Instruction> Your task is to transcribe all of the records exactly and leave out the pictures.

Dataset rows>
"""
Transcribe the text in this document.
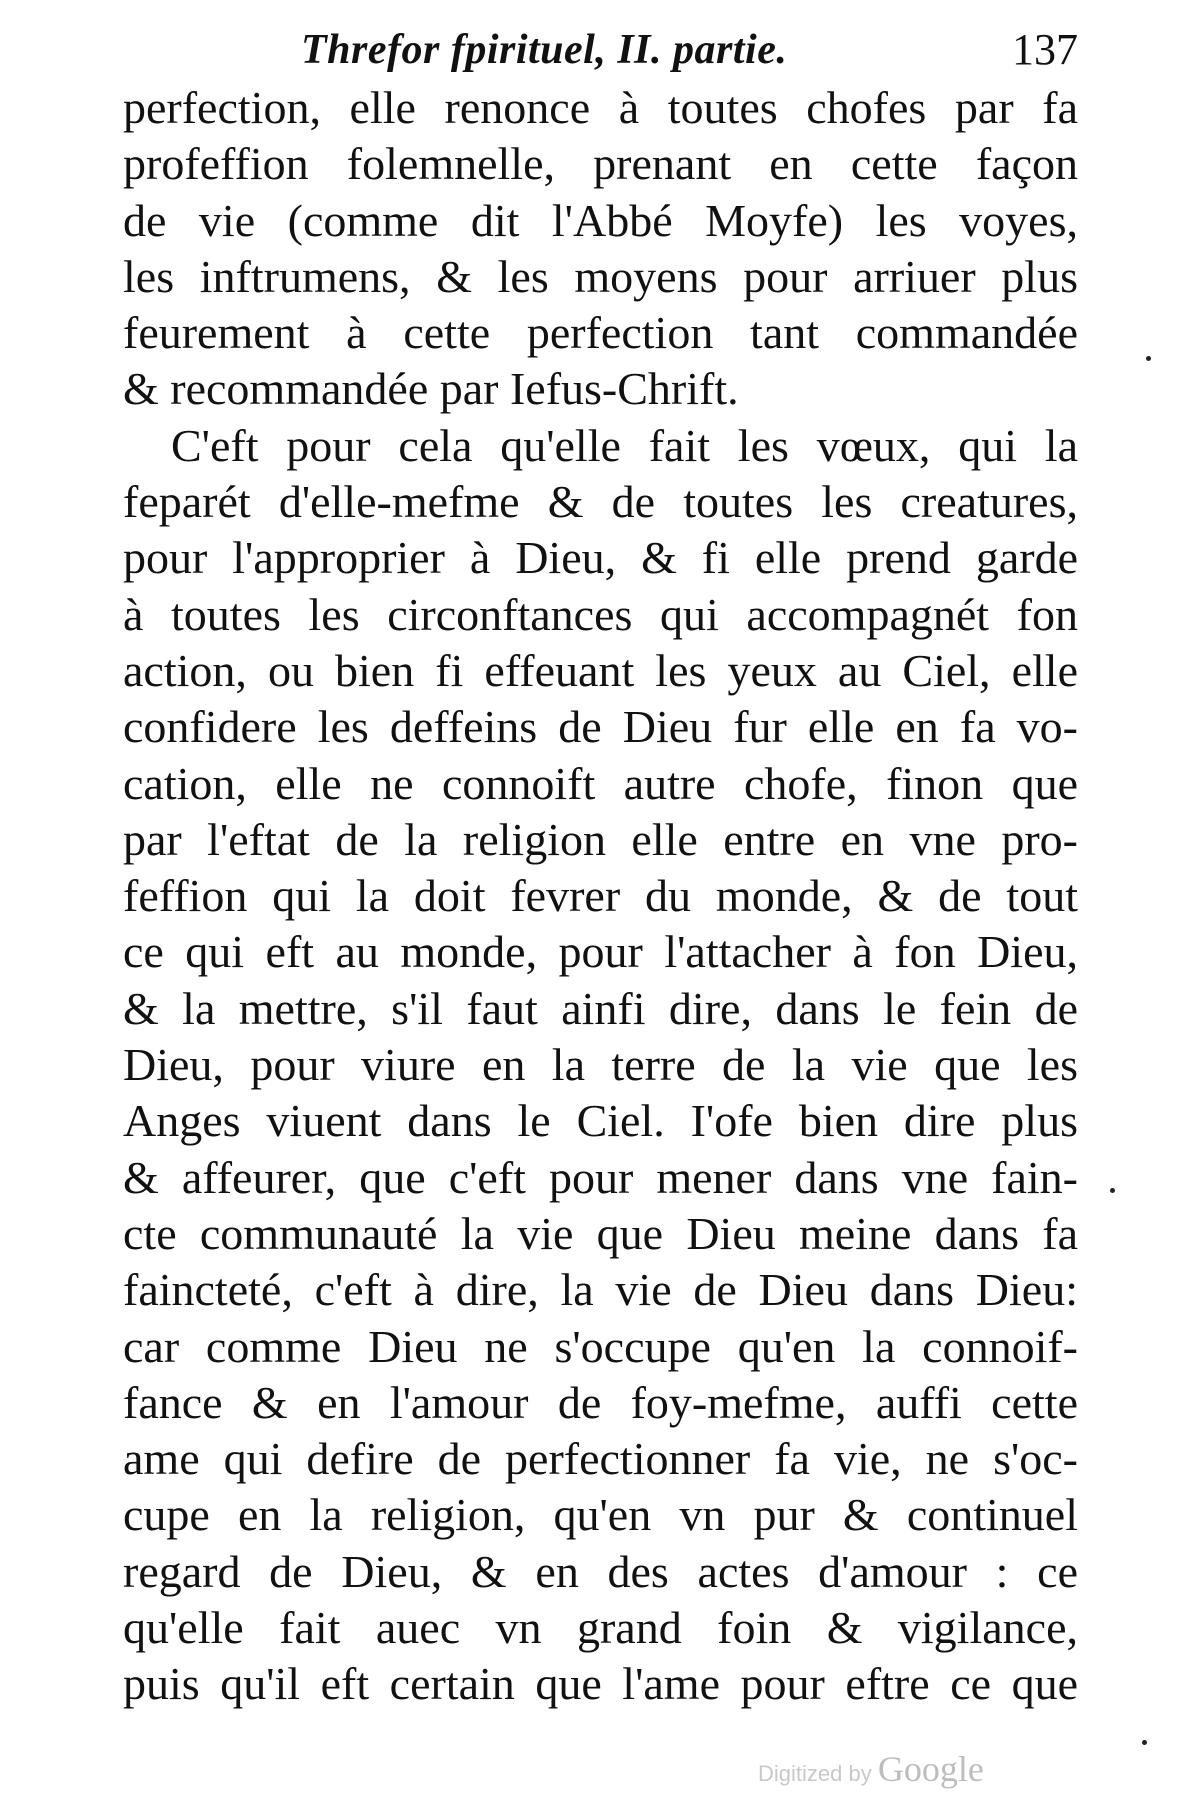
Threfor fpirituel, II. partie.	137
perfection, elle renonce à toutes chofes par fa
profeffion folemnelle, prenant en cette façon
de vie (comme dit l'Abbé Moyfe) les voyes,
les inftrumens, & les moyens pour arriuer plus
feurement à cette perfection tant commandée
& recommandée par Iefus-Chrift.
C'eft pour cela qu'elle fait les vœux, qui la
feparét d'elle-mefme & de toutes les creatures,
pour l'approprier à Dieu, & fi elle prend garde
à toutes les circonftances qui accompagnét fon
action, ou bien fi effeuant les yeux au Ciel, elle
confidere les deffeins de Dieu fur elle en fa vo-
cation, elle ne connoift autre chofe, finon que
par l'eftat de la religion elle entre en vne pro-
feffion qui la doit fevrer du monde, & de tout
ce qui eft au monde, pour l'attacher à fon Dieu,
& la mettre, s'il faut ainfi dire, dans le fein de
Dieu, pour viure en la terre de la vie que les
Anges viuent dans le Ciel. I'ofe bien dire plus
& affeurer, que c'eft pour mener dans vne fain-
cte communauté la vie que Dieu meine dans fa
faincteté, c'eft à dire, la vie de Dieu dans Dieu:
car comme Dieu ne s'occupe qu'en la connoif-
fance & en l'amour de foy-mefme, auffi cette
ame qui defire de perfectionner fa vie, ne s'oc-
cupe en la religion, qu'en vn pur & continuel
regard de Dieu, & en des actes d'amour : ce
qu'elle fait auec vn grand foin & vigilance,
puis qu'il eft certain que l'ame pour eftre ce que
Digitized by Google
"""
Solution>
Transcribe the text in this document.
Threfor fpirituel, II. partie.	137
perfection, elle renonce à toutes chofes par fa
profeffion folemnelle, prenant en cette façon
de vie (comme dit l'Abbé Moyfe) les voyes,
les inftrumens, & les moyens pour arriuer plus
feurement à cette perfection tant commandée
& recommandée par Iefus-Chrift.
C'eft pour cela qu'elle fait les vœux, qui la
feparét d'elle-mefme & de toutes les creatures,
pour l'approprier à Dieu, & fi elle prend garde
à toutes les circonftances qui accompagnét fon
action, ou bien fi effeuant les yeux au Ciel, elle
confidere les deffeins de Dieu fur elle en fa vo-
cation, elle ne connoift autre chofe, finon que
par l'eftat de la religion elle entre en vne pro-
feffion qui la doit fevrer du monde, & de tout
ce qui eft au monde, pour l'attacher à fon Dieu,
& la mettre, s'il faut ainfi dire, dans le fein de
Dieu, pour viure en la terre de la vie que les
Anges viuent dans le Ciel. I'ofe bien dire plus
& affeurer, que c'eft pour mener dans vne fain-
cte communauté la vie que Dieu meine dans fa
faincteté, c'eft à dire, la vie de Dieu dans Dieu:
car comme Dieu ne s'occupe qu'en la connoif-
fance & en l'amour de foy-mefme, auffi cette
ame qui defire de perfectionner fa vie, ne s'oc-
cupe en la religion, qu'en vn pur & continuel
regard de Dieu, & en des actes d'amour : ce
qu'elle fait auec vn grand foin & vigilance,
puis qu'il eft certain que l'ame pour eftre ce que
Digitized by Google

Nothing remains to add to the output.